● Document extract
Once, during a job interview, I was asked a very obvious question:

Question:

What does hash() function output for the following values: 1, 0, -1, -2?

Confident in my knowledge and not expecting a trick, I answered daringly:

>>> hash(1)
1
>>> hash(0)
0
>>> hash(-1)
-1
>>> hash(-2)
-2

Oh, how wrong I was! My interviewer corrected me with a smile and demonstrated the unexpected result:

>>> hash(1)
1
>>> hash(0)
0
>>> hash(-1)
-2
>>> hash(-2)
-2

# in addition:
>>> hash(-1) == hash(-2)
True
>>> hash(-1) is hash(-2)
True

The world around me seemed to turn upside down. I even thought the interviewer was joking with me. But no, he was deadly serious. How is this possible? Let's see why hash(-1) and hash(-2) return the same value, -2.

Behind the scenes of hash(): Optimization and CPython

The point is that the behavior of hash() function for integers in Python (more precisely, in CPython implementation, which is the most common one) has its own specifics related to optimization. To understand the essence, we need to consider a few points.

1. Interning small integers

In an effort to be efficient, Python stores small integers in the range -5 to 256 inclusive. This means that for each integer in this range, only one object is created in memory. When you assign a value such as -1 to a variable, Python does not create a new object, but reuses the existing interned -1 object.

The is operator checks the identity of objects, that is, whether two variables refer to the same object in memory. Therefore, hash(-1) is hash(-2) returns True, because both calls to hash() return the same interned object -2.

2. Hash function for integers in CPython

CPython's implementation of the hash function for integers is defined so that hash(x) == x for all integers except -1. An exception is made for -1: hash(-1) == -2.

● Element and region data

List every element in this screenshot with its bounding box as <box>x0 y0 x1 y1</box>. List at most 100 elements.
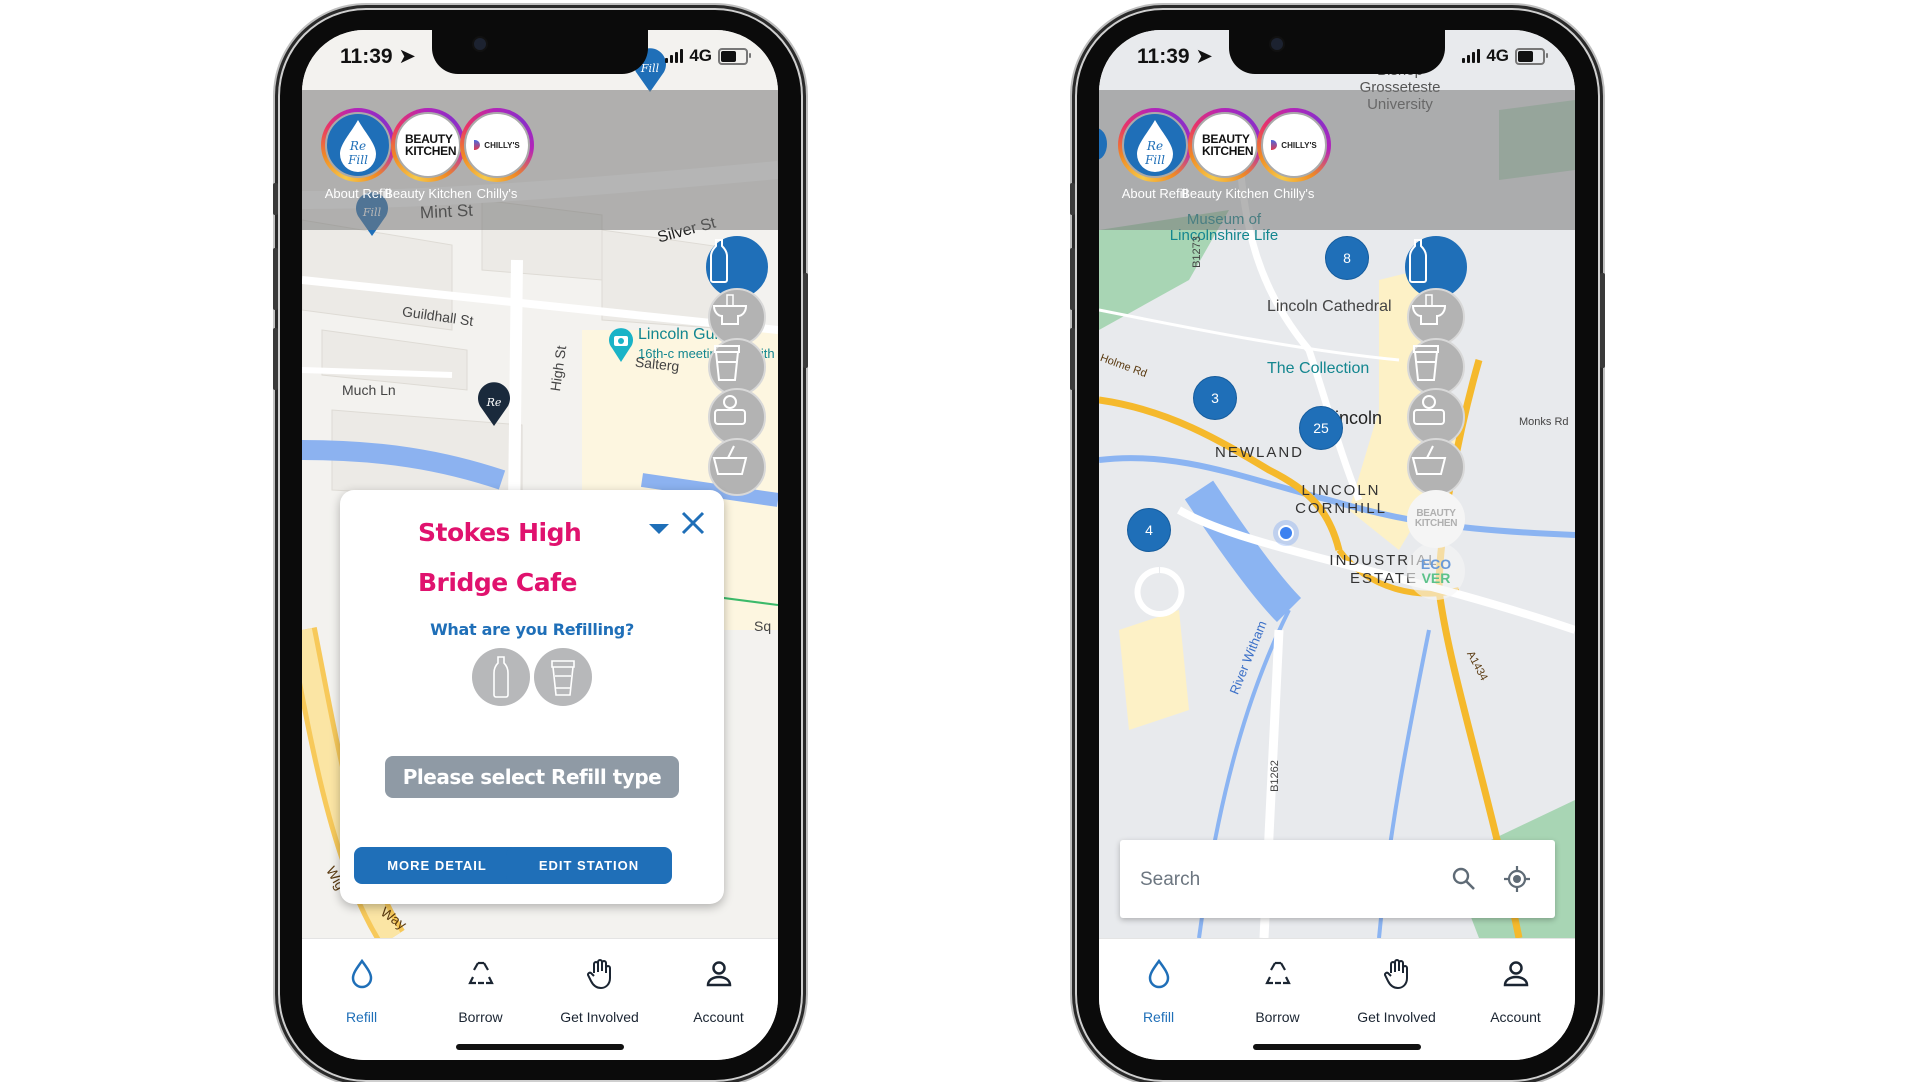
bottle-icon <box>493 656 509 698</box>
station-cluster[interactable]: 25 <box>1299 406 1343 450</box>
story-label: Chilly's <box>1273 186 1315 201</box>
street-label: Much Ln <box>342 382 396 398</box>
svg-text:Fill: Fill <box>347 153 368 167</box>
filter-ecover-button[interactable]: ECO VER <box>1407 542 1465 600</box>
nav-label: Account <box>1490 1009 1541 1025</box>
bottom-nav: Refill Borrow Get Involved Account <box>302 938 778 1060</box>
lunchbox-icon <box>714 395 746 425</box>
fountain-icon <box>712 294 748 325</box>
refill-station-pin-selected[interactable]: Re <box>476 380 512 426</box>
refill-option-coffee-cup[interactable] <box>534 648 592 706</box>
station-popup: Stokes High Bridge Cafe What are you Ref… <box>340 490 724 904</box>
drop-icon <box>1148 958 1169 989</box>
network-type: 4G <box>689 46 712 65</box>
nav-label: Borrow <box>1255 1009 1300 1025</box>
filter-basket-button[interactable] <box>708 438 766 496</box>
story-chillys[interactable]: CHILLY'S Chilly's <box>1249 108 1339 201</box>
hand-icon <box>1383 959 1408 990</box>
bottle-icon <box>1409 239 1427 283</box>
coffee-cup-icon <box>714 345 740 381</box>
home-indicator[interactable] <box>1253 1044 1421 1050</box>
search-icon[interactable] <box>1451 866 1477 892</box>
drop-icon <box>351 958 372 989</box>
close-icon[interactable] <box>680 510 706 536</box>
power-button <box>803 273 808 368</box>
nav-account[interactable]: Account <box>1456 939 1575 1060</box>
my-location-icon[interactable] <box>1503 865 1531 893</box>
battery-icon <box>1515 47 1548 65</box>
status-time: 11:39 ➤ <box>1137 45 1214 68</box>
refill-drop-logo-icon: ReFill <box>340 120 376 172</box>
more-detail-button[interactable]: MORE DETAIL <box>354 847 520 884</box>
fountain-icon <box>1411 294 1447 325</box>
nav-borrow[interactable]: Borrow <box>1218 939 1337 1060</box>
road-label: Monks Rd <box>1519 416 1569 428</box>
svg-text:Re: Re <box>486 396 502 409</box>
search-bar <box>1120 840 1555 920</box>
road-label: B1262 <box>1268 760 1281 792</box>
beauty-kitchen-logo: BEAUTY KITCHEN <box>1202 132 1254 158</box>
recycle-icon <box>1264 961 1291 985</box>
station-cluster[interactable]: 4 <box>1127 508 1171 552</box>
station-cluster[interactable]: 3 <box>1193 376 1237 420</box>
filter-basket-button[interactable] <box>1407 438 1465 496</box>
nav-refill[interactable]: Refill <box>1099 939 1218 1060</box>
refill-question: What are you Refilling? <box>430 620 634 639</box>
svg-text:Re: Re <box>1146 139 1163 153</box>
volume-down-button <box>273 328 278 390</box>
svg-text:Fill: Fill <box>1144 153 1165 167</box>
lunchbox-icon <box>1413 395 1445 425</box>
nav-label: Borrow <box>458 1009 503 1025</box>
volume-up-button <box>1070 248 1075 310</box>
nav-account[interactable]: Account <box>659 939 778 1060</box>
recycle-icon <box>467 961 494 985</box>
screen-right: 11:39 ➤ 4G Grosseteste Lincolnshire Life… <box>1099 30 1575 1060</box>
basket-icon <box>712 445 748 475</box>
select-refill-type-button[interactable]: Please select Refill type <box>385 756 679 798</box>
expand-caret-icon[interactable] <box>649 524 669 534</box>
map-label-the-collection: The Collection <box>1267 360 1370 377</box>
location-arrow-icon: ➤ <box>398 45 417 68</box>
nav-get-involved[interactable]: Get Involved <box>540 939 659 1060</box>
coffee-cup-icon <box>551 660 575 696</box>
signal-icon <box>1462 49 1481 63</box>
search-input[interactable] <box>1138 840 1442 920</box>
basket-icon <box>1411 445 1447 475</box>
refill-drop-logo-icon: ReFill <box>1137 120 1173 172</box>
nav-label: Get Involved <box>560 1009 639 1025</box>
phone-right: 11:39 ➤ 4G Grosseteste Lincolnshire Life… <box>1070 8 1605 1082</box>
chillys-logo: CHILLY'S <box>474 140 520 150</box>
screen-left: 11:39 ➤ 4G Silver St Guildhall St Much L… <box>302 30 778 1060</box>
nav-refill[interactable]: Refill <box>302 939 421 1060</box>
story-partial[interactable] <box>1099 128 1107 160</box>
partner-stories-bar: Re Fill About Refill BEAUTY KITCHEN Beaut… <box>1099 90 1575 230</box>
nav-label: Account <box>693 1009 744 1025</box>
road-label: B1273 <box>1190 236 1203 268</box>
refill-option-bottle[interactable] <box>472 648 530 706</box>
beauty-kitchen-logo: BEAUTY KITCHEN <box>1414 508 1458 529</box>
signal-icon <box>665 49 684 63</box>
status-bar: 11:39 ➤ 4G <box>1099 42 1575 72</box>
nav-get-involved[interactable]: Get Involved <box>1337 939 1456 1060</box>
location-arrow-icon: ➤ <box>1195 45 1214 68</box>
chillys-logo: CHILLY'S <box>1271 140 1317 150</box>
home-indicator[interactable] <box>456 1044 624 1050</box>
battery-icon <box>718 47 751 65</box>
edit-station-button[interactable]: EDIT STATION <box>506 847 672 884</box>
bottle-icon <box>710 239 728 283</box>
street-label: Sq <box>754 618 772 634</box>
coffee-cup-icon <box>1413 345 1439 381</box>
hand-icon <box>586 959 611 990</box>
filter-beauty-kitchen-button[interactable]: BEAUTY KITCHEN <box>1407 490 1465 548</box>
nav-borrow[interactable]: Borrow <box>421 939 540 1060</box>
ecover-logo: ECO VER <box>1420 556 1452 586</box>
map-label-cornhill: LINCOLN CORNHILL <box>1295 482 1387 517</box>
current-location-marker <box>1273 520 1299 546</box>
story-chillys[interactable]: CHILLY'S Chilly's <box>452 108 542 201</box>
status-time: 11:39 ➤ <box>340 45 417 68</box>
nav-label: Refill <box>1142 1009 1175 1025</box>
svg-text:Re: Re <box>349 139 366 153</box>
station-cluster[interactable]: 8 <box>1325 236 1369 280</box>
partner-stories-bar: Re Fill About Refill BEAUTY KITCHEN Beaut… <box>302 90 778 230</box>
volume-down-button <box>1070 328 1075 390</box>
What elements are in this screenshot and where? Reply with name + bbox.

● What is asked
[1] Summarize the passage on Python's hash() function in three sentences.
[2] Proceed with the passage on Python's hash() function, starting after its final sentence.
The listing is not required for this work.

● Answers below
[1] During a job interview, the writer predicted that hash() would return 1, 0, -1 and -2 unchanged, but the interviewer showed that hash(-1) returns -2, the same value as hash(-2). The passage attributes this behavior to optimization specifics of CPython, including the interning of small integers from -5 to 256, which it gives as the reason hash(-1) is hash(-2) returns True. It further states that CPython defines hash(x) == x for all integers except -1, for which hash(-1) == -2.

[2]
Why is -1 an exception? To avoid collisions!

The main reason for the -1 exception is to prevent potential collisions of hashes with objects of other types. Hash values play a key role in the operation of dictionaries and sets, data structures that rely on unique hash values to quickly find and store items.

Imagine a situation where you have a custom class and its __hash__ method returns -1:

class MyObject:
    def __hash__(self):
        return -1

obj = MyObject()

print(hash(obj))  # Outputs -1

If hash(-1) also returned -1, this would cause hash collisions when using a MyObject object and the integer -1 in a dictionary or set. To avoid this problem, hash(-1) was deliberately made equal to -2 to separate it from potential hash values of other object types.

How hash() is implemented in CPython source code

Let's take a look at the source code to understand how this is implemented in CPython.

Why source code? Because it is the final answer to the question of how a function is implemented. Documentation describes behavior, but source code shows how that behavior is achieved.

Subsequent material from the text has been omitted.